**Written exercise:** Copy every line of the entries that includes the word "this".

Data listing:
• • • • •

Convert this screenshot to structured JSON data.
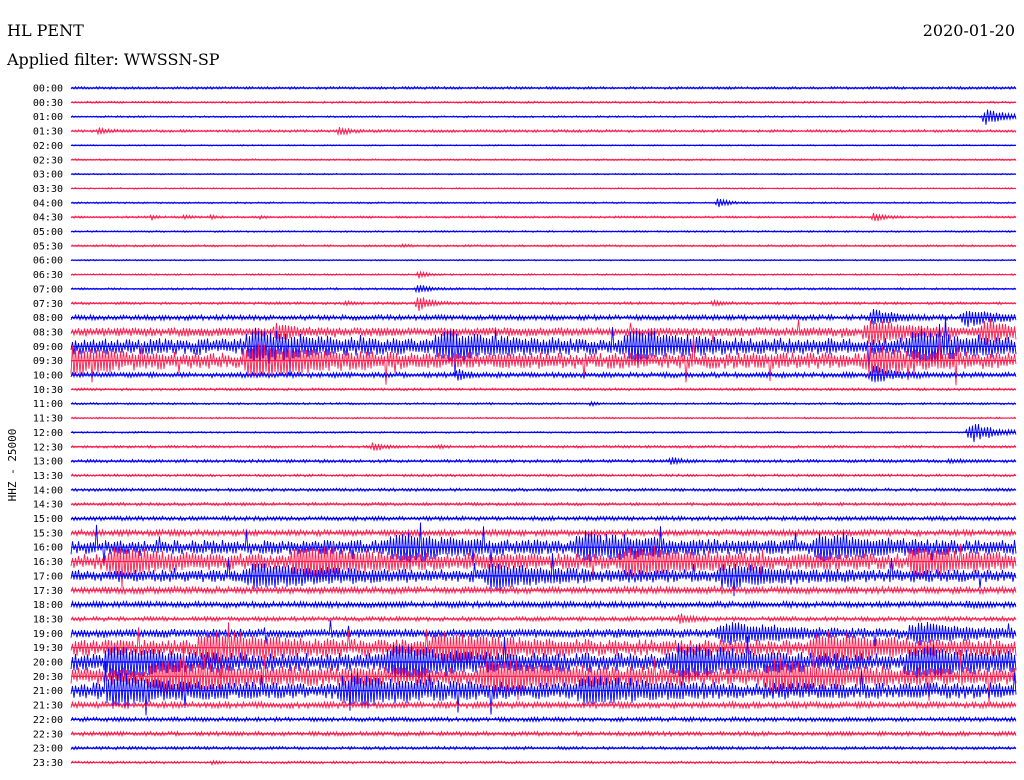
{
  "header": {
    "station": "HL PENT",
    "date": "2020-01-20",
    "filter_label": "Applied filter: WWSSN-SP"
  },
  "chart_data": {
    "type": "line",
    "title": "HL PENT",
    "ylabel": "HHZ - 25000",
    "colors": [
      "#0000ff",
      "#ff1f4f"
    ],
    "traces": [
      {
        "time": "00:00",
        "level": 0.15,
        "bursts": []
      },
      {
        "time": "00:30",
        "level": 0.12,
        "bursts": []
      },
      {
        "time": "01:00",
        "level": 0.1,
        "bursts": [
          [
            0.97,
            1.0,
            0.02
          ]
        ]
      },
      {
        "time": "01:30",
        "level": 0.15,
        "bursts": [
          [
            0.03,
            0.35,
            0.01
          ],
          [
            0.285,
            0.45,
            0.01
          ]
        ]
      },
      {
        "time": "02:00",
        "level": 0.08,
        "bursts": []
      },
      {
        "time": "02:30",
        "level": 0.1,
        "bursts": []
      },
      {
        "time": "03:00",
        "level": 0.08,
        "bursts": []
      },
      {
        "time": "03:30",
        "level": 0.08,
        "bursts": []
      },
      {
        "time": "04:00",
        "level": 0.1,
        "bursts": [
          [
            0.685,
            0.6,
            0.01
          ]
        ]
      },
      {
        "time": "04:30",
        "level": 0.12,
        "bursts": [
          [
            0.085,
            0.25,
            0.005
          ],
          [
            0.12,
            0.25,
            0.005
          ],
          [
            0.148,
            0.25,
            0.005
          ],
          [
            0.2,
            0.2,
            0.004
          ],
          [
            0.85,
            0.55,
            0.01
          ]
        ]
      },
      {
        "time": "05:00",
        "level": 0.1,
        "bursts": []
      },
      {
        "time": "05:30",
        "level": 0.12,
        "bursts": [
          [
            0.35,
            0.2,
            0.006
          ]
        ]
      },
      {
        "time": "06:00",
        "level": 0.08,
        "bursts": []
      },
      {
        "time": "06:30",
        "level": 0.1,
        "bursts": [
          [
            0.368,
            0.4,
            0.008
          ]
        ]
      },
      {
        "time": "07:00",
        "level": 0.12,
        "bursts": [
          [
            0.368,
            0.6,
            0.01
          ]
        ]
      },
      {
        "time": "07:30",
        "level": 0.15,
        "bursts": [
          [
            0.29,
            0.2,
            0.008
          ],
          [
            0.368,
            0.9,
            0.012
          ],
          [
            0.68,
            0.3,
            0.01
          ]
        ]
      },
      {
        "time": "08:00",
        "level": 0.3,
        "bursts": [
          [
            0.85,
            0.9,
            0.02
          ],
          [
            0.95,
            0.8,
            0.03
          ]
        ]
      },
      {
        "time": "08:30",
        "level": 0.5,
        "bursts": [
          [
            0.22,
            0.8,
            0.02
          ],
          [
            0.85,
            1.2,
            0.04
          ],
          [
            0.97,
            1.0,
            0.03
          ]
        ]
      },
      {
        "time": "09:00",
        "level": 0.9,
        "bursts": [
          [
            0.2,
            1.4,
            0.05
          ],
          [
            0.4,
            1.2,
            0.05
          ],
          [
            0.6,
            1.2,
            0.05
          ],
          [
            0.9,
            1.2,
            0.06
          ]
        ]
      },
      {
        "time": "09:30",
        "level": 0.9,
        "bursts": [
          [
            0.0,
            1.4,
            0.04
          ],
          [
            0.2,
            1.6,
            0.06
          ],
          [
            0.85,
            1.2,
            0.04
          ]
        ]
      },
      {
        "time": "10:00",
        "level": 0.3,
        "bursts": [
          [
            0.41,
            0.5,
            0.01
          ],
          [
            0.85,
            0.8,
            0.02
          ]
        ]
      },
      {
        "time": "10:30",
        "level": 0.15,
        "bursts": []
      },
      {
        "time": "11:00",
        "level": 0.12,
        "bursts": [
          [
            0.55,
            0.2,
            0.006
          ]
        ]
      },
      {
        "time": "11:30",
        "level": 0.1,
        "bursts": []
      },
      {
        "time": "12:00",
        "level": 0.1,
        "bursts": [
          [
            0.955,
            1.1,
            0.025
          ]
        ]
      },
      {
        "time": "12:30",
        "level": 0.15,
        "bursts": [
          [
            0.32,
            0.45,
            0.012
          ],
          [
            0.39,
            0.15,
            0.006
          ]
        ]
      },
      {
        "time": "13:00",
        "level": 0.18,
        "bursts": [
          [
            0.635,
            0.55,
            0.008
          ],
          [
            0.93,
            0.2,
            0.01
          ]
        ]
      },
      {
        "time": "13:30",
        "level": 0.15,
        "bursts": []
      },
      {
        "time": "14:00",
        "level": 0.18,
        "bursts": []
      },
      {
        "time": "14:30",
        "level": 0.18,
        "bursts": []
      },
      {
        "time": "15:00",
        "level": 0.25,
        "bursts": []
      },
      {
        "time": "15:30",
        "level": 0.35,
        "bursts": []
      },
      {
        "time": "16:00",
        "level": 0.8,
        "bursts": [
          [
            0.35,
            1.3,
            0.05
          ],
          [
            0.55,
            1.2,
            0.06
          ],
          [
            0.8,
            1.1,
            0.05
          ]
        ]
      },
      {
        "time": "16:30",
        "level": 0.9,
        "bursts": [
          [
            0.05,
            1.2,
            0.04
          ],
          [
            0.25,
            1.4,
            0.06
          ],
          [
            0.6,
            1.2,
            0.06
          ],
          [
            0.9,
            1.2,
            0.05
          ]
        ]
      },
      {
        "time": "17:00",
        "level": 0.7,
        "bursts": [
          [
            0.2,
            1.2,
            0.06
          ],
          [
            0.45,
            1.1,
            0.05
          ],
          [
            0.7,
            1.0,
            0.05
          ]
        ]
      },
      {
        "time": "17:30",
        "level": 0.4,
        "bursts": []
      },
      {
        "time": "18:00",
        "level": 0.35,
        "bursts": [
          [
            0.95,
            0.25,
            0.01
          ]
        ]
      },
      {
        "time": "18:30",
        "level": 0.25,
        "bursts": [
          [
            0.645,
            0.6,
            0.01
          ]
        ]
      },
      {
        "time": "19:00",
        "level": 0.5,
        "bursts": [
          [
            0.7,
            1.0,
            0.06
          ],
          [
            0.9,
            1.0,
            0.05
          ]
        ]
      },
      {
        "time": "19:30",
        "level": 0.9,
        "bursts": [
          [
            0.15,
            1.4,
            0.06
          ],
          [
            0.4,
            1.3,
            0.06
          ],
          [
            0.8,
            1.3,
            0.06
          ]
        ]
      },
      {
        "time": "20:00",
        "level": 1.0,
        "bursts": [
          [
            0.05,
            1.5,
            0.05
          ],
          [
            0.35,
            1.5,
            0.06
          ],
          [
            0.65,
            1.4,
            0.06
          ],
          [
            0.9,
            1.4,
            0.06
          ]
        ]
      },
      {
        "time": "20:30",
        "level": 1.0,
        "bursts": [
          [
            0.1,
            1.5,
            0.06
          ],
          [
            0.45,
            1.5,
            0.06
          ],
          [
            0.75,
            1.4,
            0.06
          ]
        ]
      },
      {
        "time": "21:00",
        "level": 0.9,
        "bursts": [
          [
            0.05,
            1.4,
            0.05
          ],
          [
            0.3,
            1.5,
            0.06
          ],
          [
            0.55,
            1.3,
            0.05
          ]
        ]
      },
      {
        "time": "21:30",
        "level": 0.35,
        "bursts": []
      },
      {
        "time": "22:00",
        "level": 0.25,
        "bursts": []
      },
      {
        "time": "22:30",
        "level": 0.25,
        "bursts": []
      },
      {
        "time": "23:00",
        "level": 0.18,
        "bursts": []
      },
      {
        "time": "23:30",
        "level": 0.15,
        "bursts": [
          [
            0.15,
            0.2,
            0.006
          ]
        ]
      }
    ]
  }
}
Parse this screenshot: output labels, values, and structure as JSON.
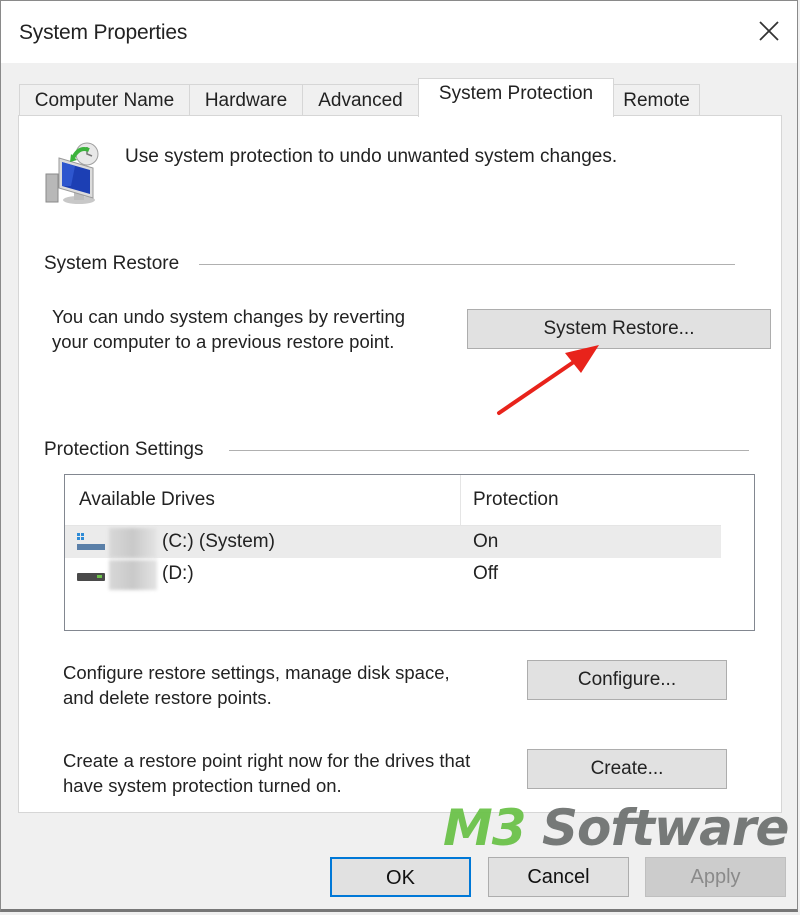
{
  "window": {
    "title": "System Properties",
    "close_icon": "close-icon"
  },
  "tabs": [
    {
      "label": "Computer Name",
      "active": false
    },
    {
      "label": "Hardware",
      "active": false
    },
    {
      "label": "Advanced",
      "active": false
    },
    {
      "label": "System Protection",
      "active": true
    },
    {
      "label": "Remote",
      "active": false
    }
  ],
  "intro": {
    "icon": "system-protection-icon",
    "text": "Use system protection to undo unwanted system changes."
  },
  "system_restore": {
    "group_label": "System Restore",
    "description_line1": "You can undo system changes by reverting",
    "description_line2": "your computer to a previous restore point.",
    "button_label": "System Restore..."
  },
  "protection_settings": {
    "group_label": "Protection Settings",
    "columns": [
      "Available Drives",
      "Protection"
    ],
    "drives": [
      {
        "name": "(C:) (System)",
        "protection": "On",
        "icon": "system-drive-icon",
        "selected": true
      },
      {
        "name": "(D:)",
        "protection": "Off",
        "icon": "hard-drive-icon",
        "selected": false
      }
    ],
    "configure_desc_line1": "Configure restore settings, manage disk space,",
    "configure_desc_line2": "and delete restore points.",
    "configure_label": "Configure...",
    "create_desc_line1": "Create a restore point right now for the drives that",
    "create_desc_line2": "have system protection turned on.",
    "create_label": "Create..."
  },
  "footer": {
    "ok_label": "OK",
    "cancel_label": "Cancel",
    "apply_label": "Apply"
  },
  "annotation": {
    "arrow_color": "#e8231b"
  },
  "watermark": {
    "brand_part1": "M3",
    "brand_part2": " Software",
    "color1": "#6cc24a",
    "color2": "#707372"
  }
}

• • • • •

**Completed exercise:**
Convert this screenshot to structured JSON data.
Parse this screenshot: output labels, values, and structure as JSON.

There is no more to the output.